_Dataset excerpts_.
====

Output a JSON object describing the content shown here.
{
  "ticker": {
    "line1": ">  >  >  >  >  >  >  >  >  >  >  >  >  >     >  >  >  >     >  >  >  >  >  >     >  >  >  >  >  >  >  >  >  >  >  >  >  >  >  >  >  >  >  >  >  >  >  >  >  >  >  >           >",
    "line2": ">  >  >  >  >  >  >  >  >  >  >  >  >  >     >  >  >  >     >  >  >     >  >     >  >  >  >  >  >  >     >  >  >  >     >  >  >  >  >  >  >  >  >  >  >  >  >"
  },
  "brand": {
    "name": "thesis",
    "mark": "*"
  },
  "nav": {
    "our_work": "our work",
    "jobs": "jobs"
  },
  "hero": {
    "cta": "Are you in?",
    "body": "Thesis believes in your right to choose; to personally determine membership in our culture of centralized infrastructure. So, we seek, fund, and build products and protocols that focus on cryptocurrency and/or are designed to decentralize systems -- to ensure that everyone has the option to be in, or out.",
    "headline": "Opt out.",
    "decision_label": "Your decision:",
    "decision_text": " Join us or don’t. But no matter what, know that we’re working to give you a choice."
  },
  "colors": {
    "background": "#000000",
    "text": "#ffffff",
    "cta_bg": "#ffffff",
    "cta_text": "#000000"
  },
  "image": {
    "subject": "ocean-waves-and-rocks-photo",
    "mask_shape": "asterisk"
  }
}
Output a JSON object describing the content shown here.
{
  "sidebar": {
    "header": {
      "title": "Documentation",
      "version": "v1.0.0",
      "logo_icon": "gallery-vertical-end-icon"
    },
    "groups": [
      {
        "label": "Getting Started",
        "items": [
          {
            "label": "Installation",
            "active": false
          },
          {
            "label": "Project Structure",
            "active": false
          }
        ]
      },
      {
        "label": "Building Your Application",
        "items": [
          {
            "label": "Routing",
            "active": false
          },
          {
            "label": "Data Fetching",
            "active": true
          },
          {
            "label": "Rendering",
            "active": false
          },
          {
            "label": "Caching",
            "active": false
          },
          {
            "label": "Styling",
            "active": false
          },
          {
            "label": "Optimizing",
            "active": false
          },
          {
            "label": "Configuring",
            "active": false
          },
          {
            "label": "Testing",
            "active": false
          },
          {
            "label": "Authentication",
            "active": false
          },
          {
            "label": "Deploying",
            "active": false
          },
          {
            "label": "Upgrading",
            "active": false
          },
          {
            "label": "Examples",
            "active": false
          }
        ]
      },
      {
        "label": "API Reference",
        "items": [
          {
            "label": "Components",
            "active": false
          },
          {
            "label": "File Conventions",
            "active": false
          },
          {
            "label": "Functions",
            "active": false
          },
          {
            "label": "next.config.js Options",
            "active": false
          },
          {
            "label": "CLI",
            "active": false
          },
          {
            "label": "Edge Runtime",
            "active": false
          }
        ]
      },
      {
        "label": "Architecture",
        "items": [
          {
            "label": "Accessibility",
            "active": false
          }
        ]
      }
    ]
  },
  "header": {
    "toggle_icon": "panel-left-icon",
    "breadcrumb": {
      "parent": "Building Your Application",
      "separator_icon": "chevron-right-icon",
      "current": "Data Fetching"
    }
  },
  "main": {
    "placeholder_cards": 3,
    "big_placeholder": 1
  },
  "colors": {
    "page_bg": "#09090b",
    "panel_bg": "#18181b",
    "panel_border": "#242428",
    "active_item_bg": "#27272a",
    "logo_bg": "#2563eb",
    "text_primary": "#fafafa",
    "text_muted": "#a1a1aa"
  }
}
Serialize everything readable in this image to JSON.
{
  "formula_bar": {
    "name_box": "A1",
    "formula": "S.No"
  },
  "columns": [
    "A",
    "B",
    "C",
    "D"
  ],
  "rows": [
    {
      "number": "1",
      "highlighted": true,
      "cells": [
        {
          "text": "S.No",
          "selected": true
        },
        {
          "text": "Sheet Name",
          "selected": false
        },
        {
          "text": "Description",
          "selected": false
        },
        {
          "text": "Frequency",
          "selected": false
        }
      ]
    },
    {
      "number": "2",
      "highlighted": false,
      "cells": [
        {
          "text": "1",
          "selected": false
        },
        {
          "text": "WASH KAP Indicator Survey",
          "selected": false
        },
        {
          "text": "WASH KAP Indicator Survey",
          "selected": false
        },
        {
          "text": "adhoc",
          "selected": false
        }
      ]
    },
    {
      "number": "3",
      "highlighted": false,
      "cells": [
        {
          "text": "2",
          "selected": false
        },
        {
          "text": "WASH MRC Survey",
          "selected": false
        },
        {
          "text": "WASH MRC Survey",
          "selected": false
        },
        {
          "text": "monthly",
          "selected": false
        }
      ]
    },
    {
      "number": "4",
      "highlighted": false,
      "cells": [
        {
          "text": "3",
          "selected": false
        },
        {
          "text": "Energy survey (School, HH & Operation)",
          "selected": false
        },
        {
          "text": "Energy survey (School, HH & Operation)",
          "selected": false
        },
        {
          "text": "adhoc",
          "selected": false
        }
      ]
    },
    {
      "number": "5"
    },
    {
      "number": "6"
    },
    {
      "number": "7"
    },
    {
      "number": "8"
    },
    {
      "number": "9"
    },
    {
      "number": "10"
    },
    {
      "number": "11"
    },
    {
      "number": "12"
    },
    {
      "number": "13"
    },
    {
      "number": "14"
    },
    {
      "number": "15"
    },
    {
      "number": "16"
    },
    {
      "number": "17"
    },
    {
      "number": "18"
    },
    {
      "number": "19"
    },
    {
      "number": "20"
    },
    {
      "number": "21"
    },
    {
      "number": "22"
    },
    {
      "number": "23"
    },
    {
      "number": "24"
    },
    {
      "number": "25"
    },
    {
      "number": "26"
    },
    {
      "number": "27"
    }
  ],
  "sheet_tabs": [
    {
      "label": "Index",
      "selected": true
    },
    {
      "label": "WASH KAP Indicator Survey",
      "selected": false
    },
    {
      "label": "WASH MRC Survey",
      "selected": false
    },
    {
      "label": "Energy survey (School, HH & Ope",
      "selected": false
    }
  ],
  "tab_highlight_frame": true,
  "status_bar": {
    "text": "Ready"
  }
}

====

_Exercise prompt_. Go through the listing above and locate each line that holds the word "Fetching". Copy those lines.

_Result of this exercise_.
            "label": "Data Fetching",
      "current": "Data Fetching"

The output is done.